Task statement.
Copy out only those lines running from the line with "Type out the text in this image." to the end of the listing, keeping each one exactly as it is.

++++++++++

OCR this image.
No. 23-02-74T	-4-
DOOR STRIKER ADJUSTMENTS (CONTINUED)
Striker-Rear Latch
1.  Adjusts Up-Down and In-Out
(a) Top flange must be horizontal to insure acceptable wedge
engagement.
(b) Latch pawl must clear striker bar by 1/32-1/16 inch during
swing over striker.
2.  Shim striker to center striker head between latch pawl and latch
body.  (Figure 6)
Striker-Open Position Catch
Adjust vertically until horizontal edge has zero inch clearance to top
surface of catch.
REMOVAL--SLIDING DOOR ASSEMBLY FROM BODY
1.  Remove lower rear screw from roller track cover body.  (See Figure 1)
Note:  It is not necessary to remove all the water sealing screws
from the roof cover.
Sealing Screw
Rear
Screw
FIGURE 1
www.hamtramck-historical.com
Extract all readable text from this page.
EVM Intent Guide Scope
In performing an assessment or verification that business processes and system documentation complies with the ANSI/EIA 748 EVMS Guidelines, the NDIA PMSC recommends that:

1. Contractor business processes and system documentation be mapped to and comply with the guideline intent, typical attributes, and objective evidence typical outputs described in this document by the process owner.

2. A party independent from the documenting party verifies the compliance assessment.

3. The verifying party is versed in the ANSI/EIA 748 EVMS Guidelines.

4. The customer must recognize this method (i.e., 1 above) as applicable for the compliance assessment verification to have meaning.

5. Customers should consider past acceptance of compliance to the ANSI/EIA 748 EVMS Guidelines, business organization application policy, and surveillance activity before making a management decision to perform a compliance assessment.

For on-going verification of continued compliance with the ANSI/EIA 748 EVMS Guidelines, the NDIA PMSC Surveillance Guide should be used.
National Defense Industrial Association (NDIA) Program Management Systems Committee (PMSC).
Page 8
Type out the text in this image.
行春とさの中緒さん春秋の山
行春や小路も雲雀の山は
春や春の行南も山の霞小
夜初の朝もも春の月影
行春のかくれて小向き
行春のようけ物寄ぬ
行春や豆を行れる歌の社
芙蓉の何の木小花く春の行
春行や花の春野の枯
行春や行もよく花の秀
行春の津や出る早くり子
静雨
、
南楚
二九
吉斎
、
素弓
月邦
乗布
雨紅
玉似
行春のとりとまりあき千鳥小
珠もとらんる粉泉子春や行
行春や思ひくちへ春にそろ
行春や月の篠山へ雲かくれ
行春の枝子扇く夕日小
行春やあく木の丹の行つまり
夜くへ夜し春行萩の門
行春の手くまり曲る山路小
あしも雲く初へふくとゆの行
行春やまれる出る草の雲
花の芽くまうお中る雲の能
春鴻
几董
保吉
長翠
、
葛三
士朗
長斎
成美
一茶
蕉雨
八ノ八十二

++++++++++

Finished exercise.
Type out the text in this image.
行春とさの中緒さん春秋の山
行春や小路も雲雀の山は
春や春の行南も山の霞小
夜初の朝もも春の月影
行春のかくれて小向き
行春のようけ物寄ぬ
行春や豆を行れる歌の社
芙蓉の何の木小花く春の行
春行や花の春野の枯
行春や行もよく花の秀
行春の津や出る早くり子
静雨
、
南楚
二九
吉斎
、
素弓
月邦
乗布
雨紅
玉似
行春のとりとまりあき千鳥小
珠もとらんる粉泉子春や行
行春や思ひくちへ春にそろ
行春や月の篠山へ雲かくれ
行春の枝子扇く夕日小
行春やあく木の丹の行つまり
夜くへ夜し春行萩の門
行春の手くまり曲る山路小
あしも雲く初へふくとゆの行
行春やまれる出る草の雲
花の芽くまうお中る雲の能
春鴻
几董
保吉
長翠
、
葛三
士朗
長斎
成美
一茶
蕉雨
八ノ八十二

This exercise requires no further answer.